##### SOURCE DOCUMENT
Two important sets of GDP data for China have been published recently.
The first, which has received wide publicity, is that China's economy grew by 9.0 per cent last year and at an annualised rate of 6.8 per cent in the year to the last quarter of 2008. This, as widely reported, is a significant slowdown from China's 13.0 per cent growth rate in 2007 and the first time since 2002 that China's annual growth rate has been less than 10 per cent.Given China's rapid economic growth earlier last year this implies nil, or only marginal, growth in the last quarter of 2008. China's growth performance for the year as a whole, however, is far more rapid than for any other major economy and even the weak last quarter still compares favourably to the sharp recession in the US, UK and Japan.
##########
##### LISTED ENTRIES
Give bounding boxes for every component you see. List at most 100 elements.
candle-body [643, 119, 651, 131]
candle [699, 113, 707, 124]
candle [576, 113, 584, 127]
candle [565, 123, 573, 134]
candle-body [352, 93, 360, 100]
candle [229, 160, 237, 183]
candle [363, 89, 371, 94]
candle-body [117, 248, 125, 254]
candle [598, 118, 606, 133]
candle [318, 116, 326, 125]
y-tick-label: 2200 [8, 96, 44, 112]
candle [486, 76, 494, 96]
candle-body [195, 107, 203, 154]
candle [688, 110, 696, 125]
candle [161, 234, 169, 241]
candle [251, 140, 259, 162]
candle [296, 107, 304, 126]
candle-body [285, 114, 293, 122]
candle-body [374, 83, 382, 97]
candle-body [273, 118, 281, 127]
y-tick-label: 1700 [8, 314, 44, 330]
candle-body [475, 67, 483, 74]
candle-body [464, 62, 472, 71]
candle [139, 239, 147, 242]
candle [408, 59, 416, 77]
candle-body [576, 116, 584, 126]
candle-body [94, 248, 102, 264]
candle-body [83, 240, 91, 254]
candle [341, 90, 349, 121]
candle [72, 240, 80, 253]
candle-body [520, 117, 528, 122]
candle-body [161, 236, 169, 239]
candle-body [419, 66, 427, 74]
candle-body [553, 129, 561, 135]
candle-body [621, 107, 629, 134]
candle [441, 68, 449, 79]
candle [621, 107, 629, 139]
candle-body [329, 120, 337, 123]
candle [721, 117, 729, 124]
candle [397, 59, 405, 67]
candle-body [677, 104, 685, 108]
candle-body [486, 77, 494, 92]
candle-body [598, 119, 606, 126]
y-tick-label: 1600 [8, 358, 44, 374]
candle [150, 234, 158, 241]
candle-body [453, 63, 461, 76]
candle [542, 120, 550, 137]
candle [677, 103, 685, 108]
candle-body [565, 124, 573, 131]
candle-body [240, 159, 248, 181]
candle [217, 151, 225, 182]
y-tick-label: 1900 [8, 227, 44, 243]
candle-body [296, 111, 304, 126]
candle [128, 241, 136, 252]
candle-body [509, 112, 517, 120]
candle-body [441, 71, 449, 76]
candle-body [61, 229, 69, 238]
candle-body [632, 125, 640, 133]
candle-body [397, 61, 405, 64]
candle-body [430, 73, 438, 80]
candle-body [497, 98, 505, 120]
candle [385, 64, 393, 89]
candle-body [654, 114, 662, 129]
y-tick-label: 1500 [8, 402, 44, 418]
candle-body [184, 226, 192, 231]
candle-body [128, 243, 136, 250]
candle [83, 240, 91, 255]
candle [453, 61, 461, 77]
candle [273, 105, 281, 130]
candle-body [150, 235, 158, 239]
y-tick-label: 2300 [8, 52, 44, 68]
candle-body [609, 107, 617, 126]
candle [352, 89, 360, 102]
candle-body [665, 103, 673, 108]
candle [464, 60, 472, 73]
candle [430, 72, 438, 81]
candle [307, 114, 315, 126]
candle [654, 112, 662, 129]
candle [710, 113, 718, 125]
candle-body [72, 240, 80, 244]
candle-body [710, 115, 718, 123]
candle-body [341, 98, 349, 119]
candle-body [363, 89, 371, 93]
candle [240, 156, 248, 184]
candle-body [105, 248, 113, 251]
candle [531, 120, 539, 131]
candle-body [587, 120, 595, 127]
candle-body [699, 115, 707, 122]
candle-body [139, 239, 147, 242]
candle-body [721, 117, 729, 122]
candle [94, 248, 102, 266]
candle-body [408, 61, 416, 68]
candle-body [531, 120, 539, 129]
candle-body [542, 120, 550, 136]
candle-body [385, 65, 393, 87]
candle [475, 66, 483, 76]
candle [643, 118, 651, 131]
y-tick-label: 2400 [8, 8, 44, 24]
##########
● EXERCISES TO COMPLETE:
• a. According to the text on China's GDP data, what was China's growth rate in 2007?
• b. Transcribe the passage of the China GDP text that begins at the words "Two important sets" and stops after the words "UK and Japan.".

● ANSWERS FOR THE EXERCISE:
• a. 13.0 percent

• b.
Two important sets of GDP data for China have been published recently.
The first, which has received wide publicity, is that China's economy grew by 9.0 per cent last year and at an annualised rate of 6.8 per cent in the year to the last quarter of 2008. This, as widely reported, is a significant slowdown from China's 13.0 per cent growth rate in 2007 and the first time since 2002 that China's annual growth rate has been less than 10 per cent.Given China's rapid economic growth earlier last year this implies nil, or only marginal, growth in the last quarter of 2008. China's growth performance for the year as a whole, however, is far more rapid than for any other major economy and even the weak last quarter still compares favourably to the sharp recession in the US, UK and Japan.